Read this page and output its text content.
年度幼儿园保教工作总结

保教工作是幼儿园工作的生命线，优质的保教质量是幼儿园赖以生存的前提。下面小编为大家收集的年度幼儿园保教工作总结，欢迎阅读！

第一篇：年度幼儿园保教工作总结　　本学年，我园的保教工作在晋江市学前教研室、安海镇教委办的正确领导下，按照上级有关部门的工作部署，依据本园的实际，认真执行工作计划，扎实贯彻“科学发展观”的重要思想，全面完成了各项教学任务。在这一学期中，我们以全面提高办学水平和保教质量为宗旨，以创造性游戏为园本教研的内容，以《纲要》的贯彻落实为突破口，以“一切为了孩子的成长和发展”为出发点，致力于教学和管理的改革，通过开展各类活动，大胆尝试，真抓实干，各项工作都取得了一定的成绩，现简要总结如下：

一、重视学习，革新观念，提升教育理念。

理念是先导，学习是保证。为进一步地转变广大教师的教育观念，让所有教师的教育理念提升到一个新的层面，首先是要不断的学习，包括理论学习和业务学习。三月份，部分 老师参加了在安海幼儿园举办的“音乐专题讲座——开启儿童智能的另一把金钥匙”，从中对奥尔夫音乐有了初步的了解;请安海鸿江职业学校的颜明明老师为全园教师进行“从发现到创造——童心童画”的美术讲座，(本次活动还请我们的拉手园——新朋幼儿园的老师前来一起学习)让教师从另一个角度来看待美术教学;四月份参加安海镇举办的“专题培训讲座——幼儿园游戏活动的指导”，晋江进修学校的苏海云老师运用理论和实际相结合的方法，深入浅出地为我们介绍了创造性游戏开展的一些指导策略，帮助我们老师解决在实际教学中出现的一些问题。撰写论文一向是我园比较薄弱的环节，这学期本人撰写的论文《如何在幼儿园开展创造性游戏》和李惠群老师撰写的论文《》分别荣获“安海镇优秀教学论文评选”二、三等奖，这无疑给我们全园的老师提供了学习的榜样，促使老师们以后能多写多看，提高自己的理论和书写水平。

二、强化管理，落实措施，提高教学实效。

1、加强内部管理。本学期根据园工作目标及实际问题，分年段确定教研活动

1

______

Set every line of the listing down word for word.

### [EXERCISE OUTPUT]
Read this page and output its text content.
年度幼儿园保教工作总结

保教工作是幼儿园工作的生命线，优质的保教质量是幼儿园赖以生存的前提。下面小编为大家收集的年度幼儿园保教工作总结，欢迎阅读！

第一篇：年度幼儿园保教工作总结　　本学年，我园的保教工作在晋江市学前教研室、安海镇教委办的正确领导下，按照上级有关部门的工作部署，依据本园的实际，认真执行工作计划，扎实贯彻“科学发展观”的重要思想，全面完成了各项教学任务。在这一学期中，我们以全面提高办学水平和保教质量为宗旨，以创造性游戏为园本教研的内容，以《纲要》的贯彻落实为突破口，以“一切为了孩子的成长和发展”为出发点，致力于教学和管理的改革，通过开展各类活动，大胆尝试，真抓实干，各项工作都取得了一定的成绩，现简要总结如下：

一、重视学习，革新观念，提升教育理念。

理念是先导，学习是保证。为进一步地转变广大教师的教育观念，让所有教师的教育理念提升到一个新的层面，首先是要不断的学习，包括理论学习和业务学习。三月份，部分 老师参加了在安海幼儿园举办的“音乐专题讲座——开启儿童智能的另一把金钥匙”，从中对奥尔夫音乐有了初步的了解;请安海鸿江职业学校的颜明明老师为全园教师进行“从发现到创造——童心童画”的美术讲座，(本次活动还请我们的拉手园——新朋幼儿园的老师前来一起学习)让教师从另一个角度来看待美术教学;四月份参加安海镇举办的“专题培训讲座——幼儿园游戏活动的指导”，晋江进修学校的苏海云老师运用理论和实际相结合的方法，深入浅出地为我们介绍了创造性游戏开展的一些指导策略，帮助我们老师解决在实际教学中出现的一些问题。撰写论文一向是我园比较薄弱的环节，这学期本人撰写的论文《如何在幼儿园开展创造性游戏》和李惠群老师撰写的论文《》分别荣获“安海镇优秀教学论文评选”二、三等奖，这无疑给我们全园的老师提供了学习的榜样，促使老师们以后能多写多看，提高自己的理论和书写水平。

二、强化管理，落实措施，提高教学实效。

1、加强内部管理。本学期根据园工作目标及实际问题，分年段确定教研活动

1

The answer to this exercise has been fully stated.